▸ Records for the exercise:
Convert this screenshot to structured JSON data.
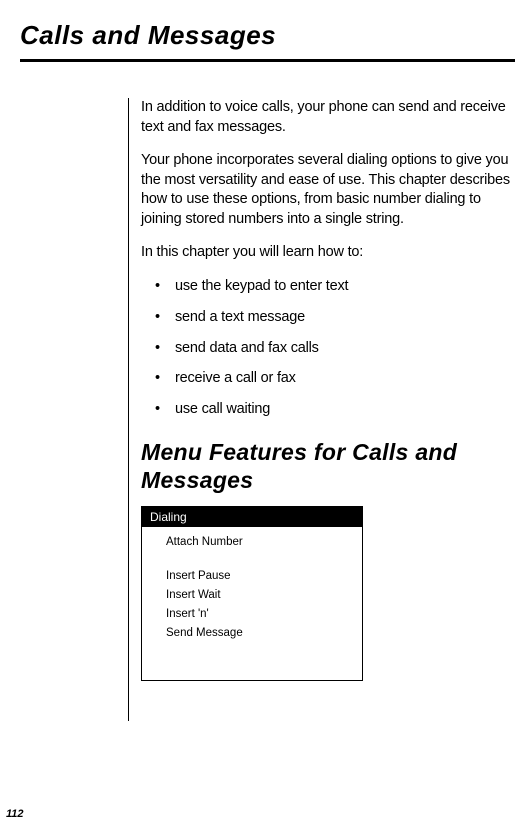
{
  "title": "Calls and Messages",
  "intro": {
    "p1": "In addition to voice calls, your phone can send and receive text and fax messages.",
    "p2": "Your phone incorporates several dialing options to give you the most versatility and ease of use. This chapter describes how to use these options, from basic number dialing to joining stored numbers into a single string.",
    "p3": "In this chapter you will learn how to:"
  },
  "bullets": [
    "use the keypad to enter text",
    "send a text message",
    "send data and fax calls",
    "receive a call or fax",
    "use call waiting"
  ],
  "section_heading": "Menu Features for Calls and Messages",
  "menu": {
    "header": "Dialing",
    "items": [
      "Attach Number",
      "Insert Pause",
      "Insert Wait",
      "Insert 'n'",
      "Send Message"
    ]
  },
  "page_number": "112"
}
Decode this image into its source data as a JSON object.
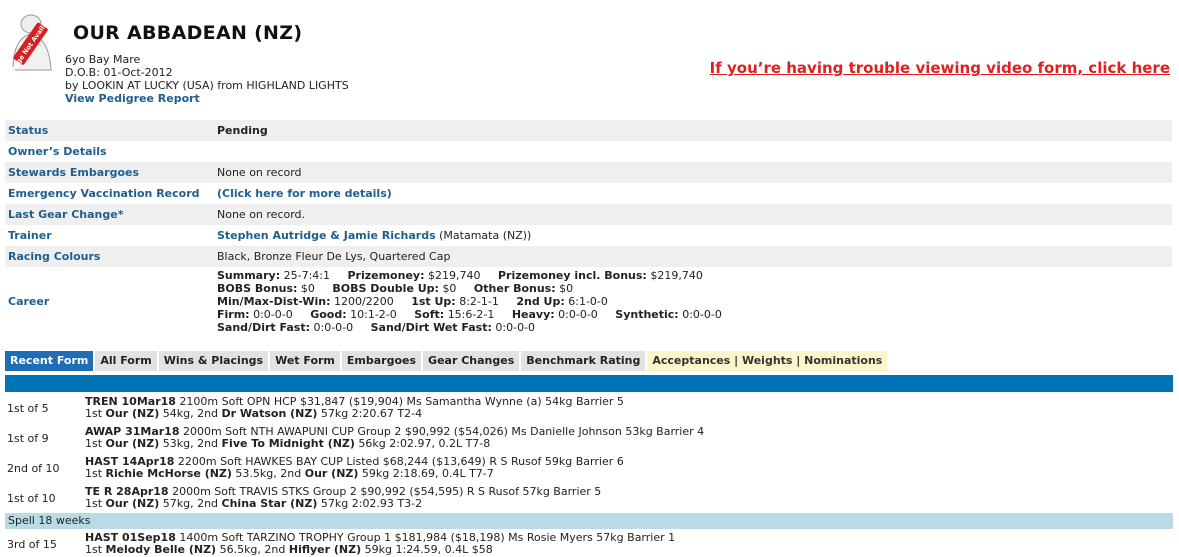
{
  "horse": {
    "name": "OUR ABBADEAN (NZ)",
    "image_alt": "Image Not Available",
    "age_sex": "6yo Bay Mare",
    "dob": "D.O.B: 01-Oct-2012",
    "sire_prefix": "by LOOKIN AT LUCKY (USA)  from HIGHLAND LIGHTS",
    "pedigree_link": "View Pedigree Report"
  },
  "video_link": "If you’re having trouble viewing video form, click here",
  "details": {
    "status_label": "Status",
    "status_value": "Pending",
    "owners_label": "Owner’s Details",
    "embargo_label": "Stewards Embargoes",
    "embargo_value": "None on record",
    "vacc_label": "Emergency Vaccination Record",
    "vacc_value": "(Click here for more details)",
    "gear_label": "Last Gear Change*",
    "gear_value": "None on record.",
    "trainer_label": "Trainer",
    "trainer_name": "Stephen Autridge & Jamie Richards",
    "trainer_loc": "(Matamata (NZ))",
    "colours_label": "Racing Colours",
    "colours_value": "Black, Bronze Fleur De Lys, Quartered Cap",
    "career_label": "Career"
  },
  "career": {
    "summary_k": "Summary:",
    "summary_v": "25-7:4:1",
    "prize_k": "Prizemoney:",
    "prize_v": "$219,740",
    "prizebonus_k": "Prizemoney incl. Bonus:",
    "prizebonus_v": "$219,740",
    "bobs_k": "BOBS Bonus:",
    "bobs_v": "$0",
    "bobsdouble_k": "BOBS Double Up:",
    "bobsdouble_v": "$0",
    "otherbonus_k": "Other Bonus:",
    "otherbonus_v": "$0",
    "mindist_k": "Min/Max-Dist-Win:",
    "mindist_v": "1200/2200",
    "firstup_k": "1st Up:",
    "firstup_v": "8:2-1-1",
    "secondup_k": "2nd Up:",
    "secondup_v": "6:1-0-0",
    "firm_k": "Firm:",
    "firm_v": "0:0-0-0",
    "good_k": "Good:",
    "good_v": "10:1-2-0",
    "soft_k": "Soft:",
    "soft_v": "15:6-2-1",
    "heavy_k": "Heavy:",
    "heavy_v": "0:0-0-0",
    "synth_k": "Synthetic:",
    "synth_v": "0:0-0-0",
    "sandfast_k": "Sand/Dirt Fast:",
    "sandfast_v": "0:0-0-0",
    "sandwet_k": "Sand/Dirt Wet Fast:",
    "sandwet_v": "0:0-0-0"
  },
  "tabs": [
    "Recent Form",
    "All Form",
    "Wins & Placings",
    "Wet Form",
    "Embargoes",
    "Gear Changes",
    "Benchmark Rating",
    "Acceptances | Weights | Nominations"
  ],
  "form": [
    {
      "pos": "1st of 5",
      "race": "TREN 10Mar18",
      "race_rest": " 2100m Soft OPN HCP $31,847 ($19,904) Ms Samantha Wynne (a) 54kg Barrier 5",
      "r1": "1st ",
      "h1": "Our (NZ)",
      "m1": " 54kg, 2nd ",
      "h2": "Dr Watson (NZ)",
      "m2": " 57kg 2:20.67 T2-4"
    },
    {
      "pos": "1st of 9",
      "race": "AWAP 31Mar18",
      "race_rest": " 2000m Soft NTH AWAPUNI CUP Group 2 $90,992 ($54,026) Ms Danielle Johnson 53kg Barrier 4",
      "r1": "1st ",
      "h1": "Our (NZ)",
      "m1": " 53kg, 2nd ",
      "h2": "Five To Midnight (NZ)",
      "m2": " 56kg 2:02.97, 0.2L T7-8"
    },
    {
      "pos": "2nd of 10",
      "race": "HAST 14Apr18",
      "race_rest": " 2200m Soft HAWKES BAY CUP Listed $68,244 ($13,649) R S Rusof 59kg Barrier 6",
      "r1": "1st ",
      "h1": "Richie McHorse (NZ)",
      "m1": " 53.5kg, 2nd ",
      "h2": "Our (NZ)",
      "m2": " 59kg 2:18.69, 0.4L T7-7"
    },
    {
      "pos": "1st of 10",
      "race": "TE R 28Apr18",
      "race_rest": " 2000m Soft TRAVIS STKS Group 2 $90,992 ($54,595) R S Rusof 57kg Barrier 5",
      "r1": "1st ",
      "h1": "Our (NZ)",
      "m1": " 57kg, 2nd ",
      "h2": "China Star (NZ)",
      "m2": " 57kg 2:02.93 T3-2"
    }
  ],
  "spell": "Spell 18 weeks",
  "form2": [
    {
      "pos": "3rd of 15",
      "race": "HAST 01Sep18",
      "race_rest": " 1400m Soft TARZINO TROPHY Group 1 $181,984 ($18,198) Ms Rosie Myers 57kg Barrier 1",
      "r1": "1st ",
      "h1": "Melody Belle (NZ)",
      "m1": " 56.5kg, 2nd ",
      "h2": "Hiflyer (NZ)",
      "m2": " 59kg 1:24.59, 0.4L $58"
    }
  ]
}
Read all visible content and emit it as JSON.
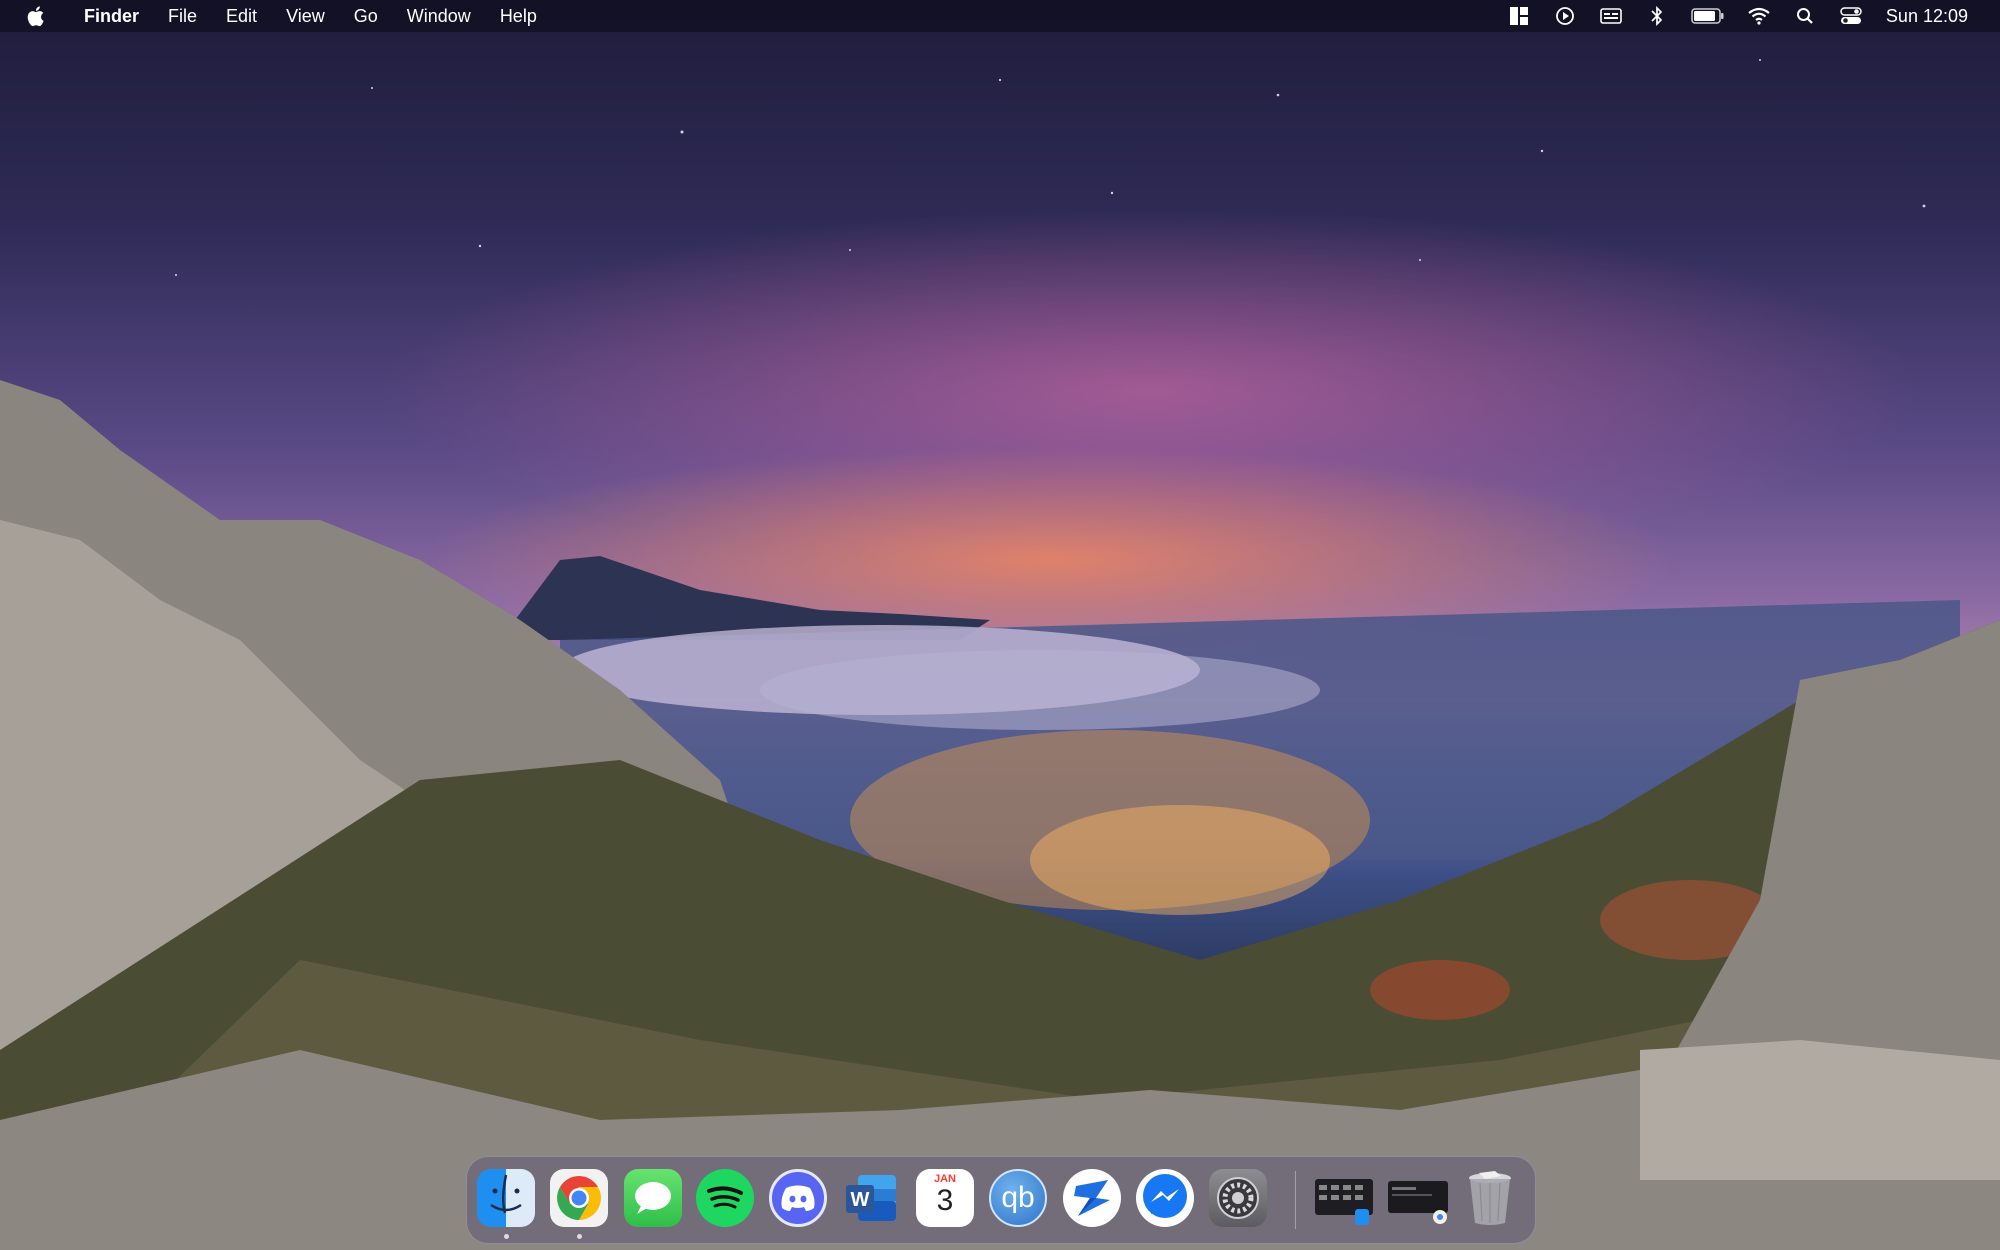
{
  "menubar": {
    "app_name": "Finder",
    "menus": [
      "File",
      "Edit",
      "View",
      "Go",
      "Window",
      "Help"
    ],
    "status_icons": [
      "window-layout-icon",
      "play-circle-icon",
      "keyboard-input-icon",
      "bluetooth-icon",
      "battery-icon",
      "wifi-icon",
      "spotlight-search-icon",
      "control-center-icon"
    ],
    "clock": "Sun 12:09"
  },
  "dock": {
    "apps": [
      {
        "name": "Finder",
        "icon": "finder-icon",
        "running": true
      },
      {
        "name": "Google Chrome",
        "icon": "chrome-icon",
        "running": true
      },
      {
        "name": "Messages",
        "icon": "messages-icon",
        "running": false
      },
      {
        "name": "Spotify",
        "icon": "spotify-icon",
        "running": false
      },
      {
        "name": "Discord",
        "icon": "discord-icon",
        "running": false
      },
      {
        "name": "Microsoft Word",
        "icon": "word-icon",
        "running": false
      },
      {
        "name": "Calendar",
        "icon": "calendar-icon",
        "running": false
      },
      {
        "name": "qBittorrent",
        "icon": "qbittorrent-icon",
        "running": false
      },
      {
        "name": "Spark",
        "icon": "spark-mail-icon",
        "running": false
      },
      {
        "name": "Messenger",
        "icon": "messenger-icon",
        "running": false
      },
      {
        "name": "System Preferences",
        "icon": "system-preferences-icon",
        "running": false
      }
    ],
    "calendar": {
      "month": "JAN",
      "day": "3"
    },
    "qbittorrent_label": "qb",
    "word_letter": "W",
    "minimized": [
      {
        "icon": "finder-window-thumbnail-icon"
      },
      {
        "icon": "chrome-window-thumbnail-icon"
      }
    ],
    "trash": {
      "icon": "trash-icon"
    }
  },
  "colors": {
    "menubar_bg": "#0e0e1e",
    "spotify_green": "#1ed760",
    "discord_blue": "#5865f2",
    "word_blue": "#2b579a",
    "messages_green": "#34c759"
  }
}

▸ Task directions: Reproduce each record from above exactly; pictures do not belong in the copy.

▸ Task output:
Convert this screenshot to structured JSON data.
{
  "title": "Calls and Messages",
  "intro": {
    "p1": "In addition to voice calls, your phone can send and receive text and fax messages.",
    "p2": "Your phone incorporates several dialing options to give you the most versatility and ease of use. This chapter describes how to use these options, from basic number dialing to joining stored numbers into a single string.",
    "p3": "In this chapter you will learn how to:"
  },
  "bullets": [
    "use the keypad to enter text",
    "send a text message",
    "send data and fax calls",
    "receive a call or fax",
    "use call waiting"
  ],
  "section_heading": "Menu Features for Calls and Messages",
  "menu": {
    "header": "Dialing",
    "items": [
      "Attach Number",
      "Insert Pause",
      "Insert Wait",
      "Insert 'n'",
      "Send Message"
    ]
  },
  "page_number": "112"
}
Decode this image into its source data as a JSON object.
{
  "horse": {
    "name": "OUR ABBADEAN (NZ)",
    "image_alt": "Image Not Available",
    "age_sex": "6yo Bay Mare",
    "dob": "D.O.B: 01-Oct-2012",
    "sire_prefix": "by LOOKIN AT LUCKY (USA)  from HIGHLAND LIGHTS",
    "pedigree_link": "View Pedigree Report"
  },
  "video_link": "If you’re having trouble viewing video form, click here",
  "details": {
    "status_label": "Status",
    "status_value": "Pending",
    "owners_label": "Owner’s Details",
    "embargo_label": "Stewards Embargoes",
    "embargo_value": "None on record",
    "vacc_label": "Emergency Vaccination Record",
    "vacc_value": "(Click here for more details)",
    "gear_label": "Last Gear Change*",
    "gear_value": "None on record.",
    "trainer_label": "Trainer",
    "trainer_name": "Stephen Autridge & Jamie Richards",
    "trainer_loc": "(Matamata (NZ))",
    "colours_label": "Racing Colours",
    "colours_value": "Black, Bronze Fleur De Lys, Quartered Cap",
    "career_label": "Career"
  },
  "career": {
    "summary_k": "Summary:",
    "summary_v": "25-7:4:1",
    "prize_k": "Prizemoney:",
    "prize_v": "$219,740",
    "prizebonus_k": "Prizemoney incl. Bonus:",
    "prizebonus_v": "$219,740",
    "bobs_k": "BOBS Bonus:",
    "bobs_v": "$0",
    "bobsdouble_k": "BOBS Double Up:",
    "bobsdouble_v": "$0",
    "otherbonus_k": "Other Bonus:",
    "otherbonus_v": "$0",
    "mindist_k": "Min/Max-Dist-Win:",
    "mindist_v": "1200/2200",
    "firstup_k": "1st Up:",
    "firstup_v": "8:2-1-1",
    "secondup_k": "2nd Up:",
    "secondup_v": "6:1-0-0",
    "firm_k": "Firm:",
    "firm_v": "0:0-0-0",
    "good_k": "Good:",
    "good_v": "10:1-2-0",
    "soft_k": "Soft:",
    "soft_v": "15:6-2-1",
    "heavy_k": "Heavy:",
    "heavy_v": "0:0-0-0",
    "synth_k": "Synthetic:",
    "synth_v": "0:0-0-0",
    "sandfast_k": "Sand/Dirt Fast:",
    "sandfast_v": "0:0-0-0",
    "sandwet_k": "Sand/Dirt Wet Fast:",
    "sandwet_v": "0:0-0-0"
  },
  "tabs": [
    "Recent Form",
    "All Form",
    "Wins & Placings",
    "Wet Form",
    "Embargoes",
    "Gear Changes",
    "Benchmark Rating",
    "Acceptances | Weights | Nominations"
  ],
  "form": [
    {
      "pos": "1st of 5",
      "race": "TREN 10Mar18",
      "race_rest": " 2100m Soft OPN HCP $31,847 ($19,904) Ms Samantha Wynne (a) 54kg Barrier 5",
      "r1": "1st ",
      "h1": "Our (NZ)",
      "m1": " 54kg, 2nd ",
      "h2": "Dr Watson (NZ)",
      "m2": " 57kg 2:20.67 T2-4"
    },
    {
      "pos": "1st of 9",
      "race": "AWAP 31Mar18",
      "race_rest": " 2000m Soft NTH AWAPUNI CUP Group 2 $90,992 ($54,026) Ms Danielle Johnson 53kg Barrier 4",
      "r1": "1st ",
      "h1": "Our (NZ)",
      "m1": " 53kg, 2nd ",
      "h2": "Five To Midnight (NZ)",
      "m2": " 56kg 2:02.97, 0.2L T7-8"
    },
    {
      "pos": "2nd of 10",
      "race": "HAST 14Apr18",
      "race_rest": " 2200m Soft HAWKES BAY CUP Listed $68,244 ($13,649) R S Rusof 59kg Barrier 6",
      "r1": "1st ",
      "h1": "Richie McHorse (NZ)",
      "m1": " 53.5kg, 2nd ",
      "h2": "Our (NZ)",
      "m2": " 59kg 2:18.69, 0.4L T7-7"
    },
    {
      "pos": "1st of 10",
      "race": "TE R 28Apr18",
      "race_rest": " 2000m Soft TRAVIS STKS Group 2 $90,992 ($54,595) R S Rusof 57kg Barrier 5",
      "r1": "1st ",
      "h1": "Our (NZ)",
      "m1": " 57kg, 2nd ",
      "h2": "China Star (NZ)",
      "m2": " 57kg 2:02.93 T3-2"
    }
  ],
  "spell": "Spell 18 weeks",
  "form2": [
    {
      "pos": "3rd of 15",
      "race": "HAST 01Sep18",
      "race_rest": " 1400m Soft TARZINO TROPHY Group 1 $181,984 ($18,198) Ms Rosie Myers 57kg Barrier 1",
      "r1": "1st ",
      "h1": "Melody Belle (NZ)",
      "m1": " 56.5kg, 2nd ",
      "h2": "Hiflyer (NZ)",
      "m2": " 59kg 1:24.59, 0.4L $58"
    }
  ]
}
Read all visible content and emit it as JSON.
{
  "menubar": {
    "app_name": "Finder",
    "menus": [
      "File",
      "Edit",
      "View",
      "Go",
      "Window",
      "Help"
    ],
    "status_icons": [
      "window-layout-icon",
      "play-circle-icon",
      "keyboard-input-icon",
      "bluetooth-icon",
      "battery-icon",
      "wifi-icon",
      "spotlight-search-icon",
      "control-center-icon"
    ],
    "clock": "Sun 12:09"
  },
  "dock": {
    "apps": [
      {
        "name": "Finder",
        "icon": "finder-icon",
        "running": true
      },
      {
        "name": "Google Chrome",
        "icon": "chrome-icon",
        "running": true
      },
      {
        "name": "Messages",
        "icon": "messages-icon",
        "running": false
      },
      {
        "name": "Spotify",
        "icon": "spotify-icon",
        "running": false
      },
      {
        "name": "Discord",
        "icon": "discord-icon",
        "running": false
      },
      {
        "name": "Microsoft Word",
        "icon": "word-icon",
        "running": false
      },
      {
        "name": "Calendar",
        "icon": "calendar-icon",
        "running": false
      },
      {
        "name": "qBittorrent",
        "icon": "qbittorrent-icon",
        "running": false
      },
      {
        "name": "Spark",
        "icon": "spark-mail-icon",
        "running": false
      },
      {
        "name": "Messenger",
        "icon": "messenger-icon",
        "running": false
      },
      {
        "name": "System Preferences",
        "icon": "system-preferences-icon",
        "running": false
      }
    ],
    "calendar": {
      "month": "JAN",
      "day": "3"
    },
    "qbittorrent_label": "qb",
    "word_letter": "W",
    "minimized": [
      {
        "icon": "finder-window-thumbnail-icon"
      },
      {
        "icon": "chrome-window-thumbnail-icon"
      }
    ],
    "trash": {
      "icon": "trash-icon"
    }
  },
  "colors": {
    "menubar_bg": "#0e0e1e",
    "spotify_green": "#1ed760",
    "discord_blue": "#5865f2",
    "word_blue": "#2b579a",
    "messages_green": "#34c759"
  }
}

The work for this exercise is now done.